(Figure dataset records)
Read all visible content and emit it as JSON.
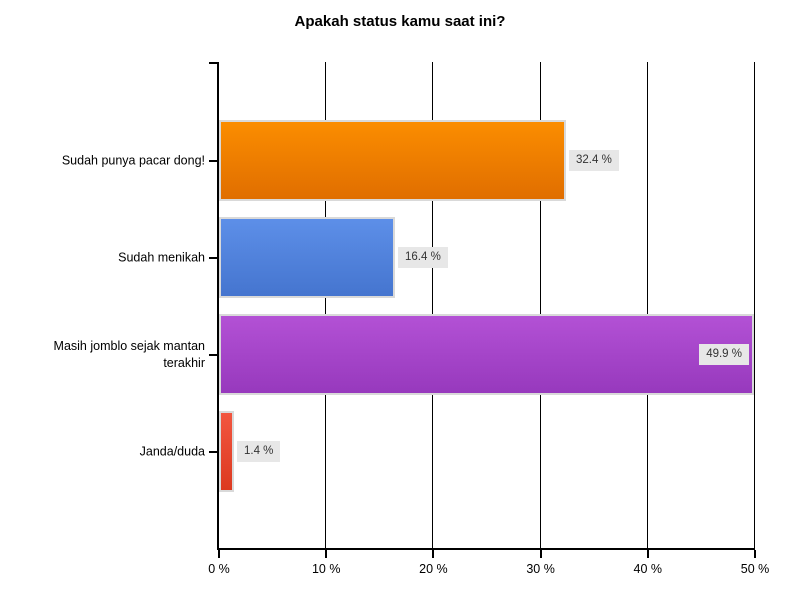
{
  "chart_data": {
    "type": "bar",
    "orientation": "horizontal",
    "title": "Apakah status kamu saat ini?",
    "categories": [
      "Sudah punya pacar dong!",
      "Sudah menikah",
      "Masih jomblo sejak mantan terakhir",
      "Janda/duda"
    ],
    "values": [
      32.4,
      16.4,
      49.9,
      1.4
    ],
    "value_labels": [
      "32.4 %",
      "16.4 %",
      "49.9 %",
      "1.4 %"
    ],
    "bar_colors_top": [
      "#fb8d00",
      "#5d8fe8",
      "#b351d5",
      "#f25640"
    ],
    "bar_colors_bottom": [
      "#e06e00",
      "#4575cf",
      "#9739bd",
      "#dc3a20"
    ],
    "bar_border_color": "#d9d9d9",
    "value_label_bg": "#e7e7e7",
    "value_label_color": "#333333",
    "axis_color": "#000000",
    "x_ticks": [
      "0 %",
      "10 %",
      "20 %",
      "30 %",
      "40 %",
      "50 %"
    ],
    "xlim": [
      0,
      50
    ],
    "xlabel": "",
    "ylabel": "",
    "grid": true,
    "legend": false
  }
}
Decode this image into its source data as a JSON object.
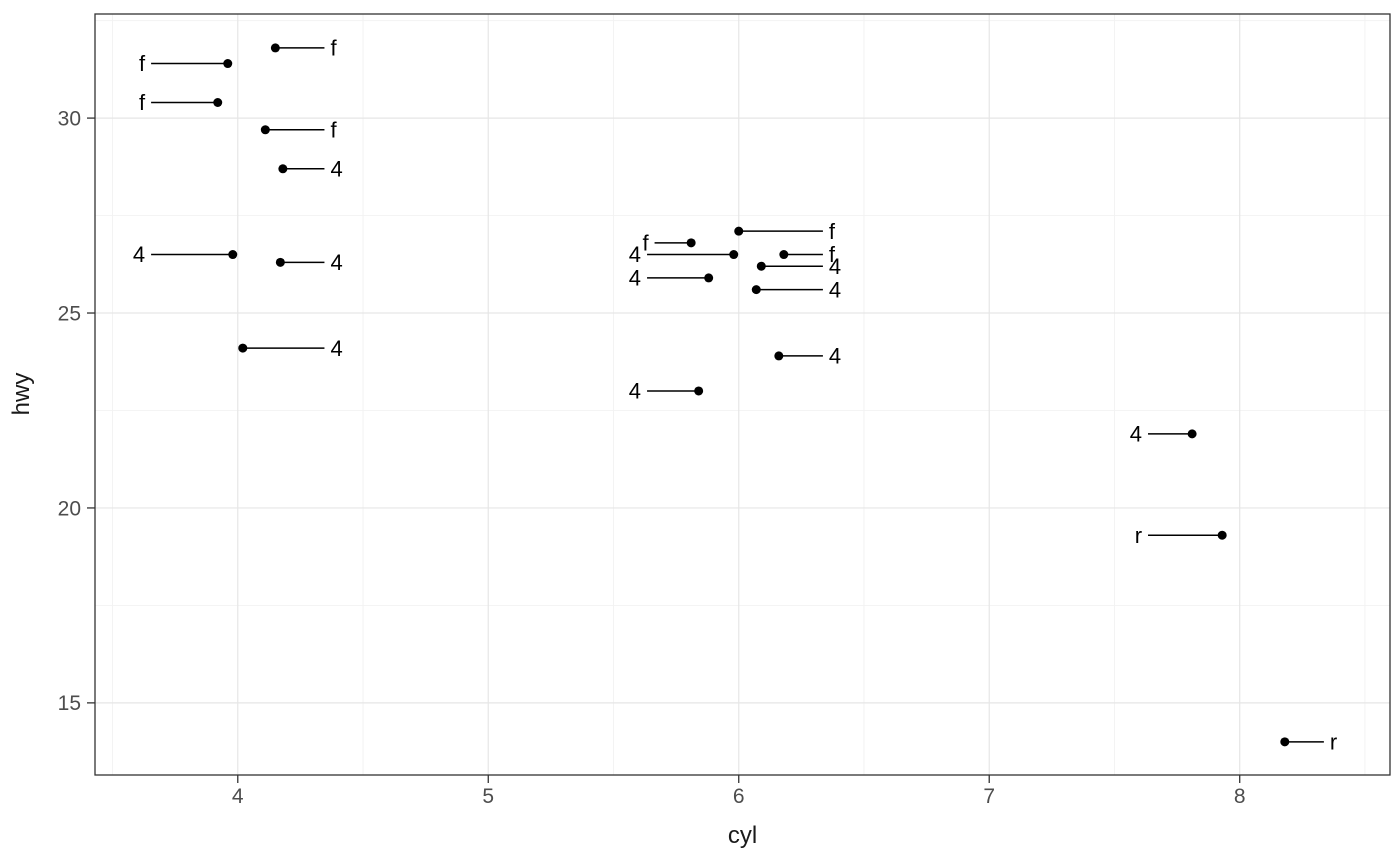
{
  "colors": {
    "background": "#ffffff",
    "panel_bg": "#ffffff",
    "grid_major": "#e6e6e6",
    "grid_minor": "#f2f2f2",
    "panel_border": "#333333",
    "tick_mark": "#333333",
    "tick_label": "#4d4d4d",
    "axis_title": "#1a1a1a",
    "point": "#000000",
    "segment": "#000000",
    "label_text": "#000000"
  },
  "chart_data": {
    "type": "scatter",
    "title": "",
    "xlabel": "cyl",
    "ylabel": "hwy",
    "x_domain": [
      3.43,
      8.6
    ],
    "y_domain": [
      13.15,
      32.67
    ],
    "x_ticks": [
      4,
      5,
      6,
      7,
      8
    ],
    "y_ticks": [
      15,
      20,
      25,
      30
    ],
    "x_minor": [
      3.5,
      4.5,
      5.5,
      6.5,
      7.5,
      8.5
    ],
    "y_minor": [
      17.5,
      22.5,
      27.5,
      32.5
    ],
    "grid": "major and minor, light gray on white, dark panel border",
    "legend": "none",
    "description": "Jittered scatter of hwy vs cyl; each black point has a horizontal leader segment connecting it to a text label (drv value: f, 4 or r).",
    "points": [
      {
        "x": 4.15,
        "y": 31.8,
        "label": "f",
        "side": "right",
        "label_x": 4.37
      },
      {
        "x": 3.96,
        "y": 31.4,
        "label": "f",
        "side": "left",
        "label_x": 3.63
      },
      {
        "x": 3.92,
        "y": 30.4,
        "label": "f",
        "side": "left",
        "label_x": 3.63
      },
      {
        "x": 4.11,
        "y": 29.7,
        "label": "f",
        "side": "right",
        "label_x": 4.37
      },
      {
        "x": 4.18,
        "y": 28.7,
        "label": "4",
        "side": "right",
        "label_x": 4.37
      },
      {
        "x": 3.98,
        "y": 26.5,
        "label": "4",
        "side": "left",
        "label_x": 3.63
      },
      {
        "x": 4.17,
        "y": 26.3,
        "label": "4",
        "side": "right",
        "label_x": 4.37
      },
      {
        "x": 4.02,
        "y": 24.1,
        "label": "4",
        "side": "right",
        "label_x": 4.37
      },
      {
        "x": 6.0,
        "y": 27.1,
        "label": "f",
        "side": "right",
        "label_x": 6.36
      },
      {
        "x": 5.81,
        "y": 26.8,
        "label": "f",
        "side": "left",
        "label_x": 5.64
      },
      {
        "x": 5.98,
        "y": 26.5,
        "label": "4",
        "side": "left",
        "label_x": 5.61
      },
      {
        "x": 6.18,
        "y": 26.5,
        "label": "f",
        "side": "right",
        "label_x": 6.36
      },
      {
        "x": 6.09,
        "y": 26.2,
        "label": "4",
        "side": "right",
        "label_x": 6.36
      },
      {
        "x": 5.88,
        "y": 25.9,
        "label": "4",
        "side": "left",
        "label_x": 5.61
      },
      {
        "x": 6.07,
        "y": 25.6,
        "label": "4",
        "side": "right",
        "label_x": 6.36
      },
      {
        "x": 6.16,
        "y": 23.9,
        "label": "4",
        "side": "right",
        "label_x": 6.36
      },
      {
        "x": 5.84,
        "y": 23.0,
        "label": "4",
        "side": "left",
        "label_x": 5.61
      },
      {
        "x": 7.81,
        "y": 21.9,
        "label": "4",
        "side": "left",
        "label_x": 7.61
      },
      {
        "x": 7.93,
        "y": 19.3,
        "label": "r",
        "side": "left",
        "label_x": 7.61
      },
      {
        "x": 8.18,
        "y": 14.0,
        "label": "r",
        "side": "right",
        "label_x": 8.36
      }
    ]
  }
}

**What you should do**
Repeat the material verbatim. Do not carry over any picture.

**Full solution**
Read all visible content and emit it as JSON.
{
  "chart_data": {
    "type": "bar",
    "orientation": "horizontal",
    "title": "Apakah status kamu saat ini?",
    "categories": [
      "Sudah punya pacar dong!",
      "Sudah menikah",
      "Masih jomblo sejak mantan terakhir",
      "Janda/duda"
    ],
    "values": [
      32.4,
      16.4,
      49.9,
      1.4
    ],
    "value_labels": [
      "32.4 %",
      "16.4 %",
      "49.9 %",
      "1.4 %"
    ],
    "bar_colors_top": [
      "#fb8d00",
      "#5d8fe8",
      "#b351d5",
      "#f25640"
    ],
    "bar_colors_bottom": [
      "#e06e00",
      "#4575cf",
      "#9739bd",
      "#dc3a20"
    ],
    "bar_border_color": "#d9d9d9",
    "value_label_bg": "#e7e7e7",
    "value_label_color": "#333333",
    "axis_color": "#000000",
    "x_ticks": [
      "0 %",
      "10 %",
      "20 %",
      "30 %",
      "40 %",
      "50 %"
    ],
    "xlim": [
      0,
      50
    ],
    "xlabel": "",
    "ylabel": "",
    "grid": true,
    "legend": false
  }
}
Decode this image into its source data as a JSON object.
{
  "colors": {
    "background": "#ffffff",
    "panel_bg": "#ffffff",
    "grid_major": "#e6e6e6",
    "grid_minor": "#f2f2f2",
    "panel_border": "#333333",
    "tick_mark": "#333333",
    "tick_label": "#4d4d4d",
    "axis_title": "#1a1a1a",
    "point": "#000000",
    "segment": "#000000",
    "label_text": "#000000"
  },
  "chart_data": {
    "type": "scatter",
    "title": "",
    "xlabel": "cyl",
    "ylabel": "hwy",
    "x_domain": [
      3.43,
      8.6
    ],
    "y_domain": [
      13.15,
      32.67
    ],
    "x_ticks": [
      4,
      5,
      6,
      7,
      8
    ],
    "y_ticks": [
      15,
      20,
      25,
      30
    ],
    "x_minor": [
      3.5,
      4.5,
      5.5,
      6.5,
      7.5,
      8.5
    ],
    "y_minor": [
      17.5,
      22.5,
      27.5,
      32.5
    ],
    "grid": "major and minor, light gray on white, dark panel border",
    "legend": "none",
    "description": "Jittered scatter of hwy vs cyl; each black point has a horizontal leader segment connecting it to a text label (drv value: f, 4 or r).",
    "points": [
      {
        "x": 4.15,
        "y": 31.8,
        "label": "f",
        "side": "right",
        "label_x": 4.37
      },
      {
        "x": 3.96,
        "y": 31.4,
        "label": "f",
        "side": "left",
        "label_x": 3.63
      },
      {
        "x": 3.92,
        "y": 30.4,
        "label": "f",
        "side": "left",
        "label_x": 3.63
      },
      {
        "x": 4.11,
        "y": 29.7,
        "label": "f",
        "side": "right",
        "label_x": 4.37
      },
      {
        "x": 4.18,
        "y": 28.7,
        "label": "4",
        "side": "right",
        "label_x": 4.37
      },
      {
        "x": 3.98,
        "y": 26.5,
        "label": "4",
        "side": "left",
        "label_x": 3.63
      },
      {
        "x": 4.17,
        "y": 26.3,
        "label": "4",
        "side": "right",
        "label_x": 4.37
      },
      {
        "x": 4.02,
        "y": 24.1,
        "label": "4",
        "side": "right",
        "label_x": 4.37
      },
      {
        "x": 6.0,
        "y": 27.1,
        "label": "f",
        "side": "right",
        "label_x": 6.36
      },
      {
        "x": 5.81,
        "y": 26.8,
        "label": "f",
        "side": "left",
        "label_x": 5.64
      },
      {
        "x": 5.98,
        "y": 26.5,
        "label": "4",
        "side": "left",
        "label_x": 5.61
      },
      {
        "x": 6.18,
        "y": 26.5,
        "label": "f",
        "side": "right",
        "label_x": 6.36
      },
      {
        "x": 6.09,
        "y": 26.2,
        "label": "4",
        "side": "right",
        "label_x": 6.36
      },
      {
        "x": 5.88,
        "y": 25.9,
        "label": "4",
        "side": "left",
        "label_x": 5.61
      },
      {
        "x": 6.07,
        "y": 25.6,
        "label": "4",
        "side": "right",
        "label_x": 6.36
      },
      {
        "x": 6.16,
        "y": 23.9,
        "label": "4",
        "side": "right",
        "label_x": 6.36
      },
      {
        "x": 5.84,
        "y": 23.0,
        "label": "4",
        "side": "left",
        "label_x": 5.61
      },
      {
        "x": 7.81,
        "y": 21.9,
        "label": "4",
        "side": "left",
        "label_x": 7.61
      },
      {
        "x": 7.93,
        "y": 19.3,
        "label": "r",
        "side": "left",
        "label_x": 7.61
      },
      {
        "x": 8.18,
        "y": 14.0,
        "label": "r",
        "side": "right",
        "label_x": 8.36
      }
    ]
  }
}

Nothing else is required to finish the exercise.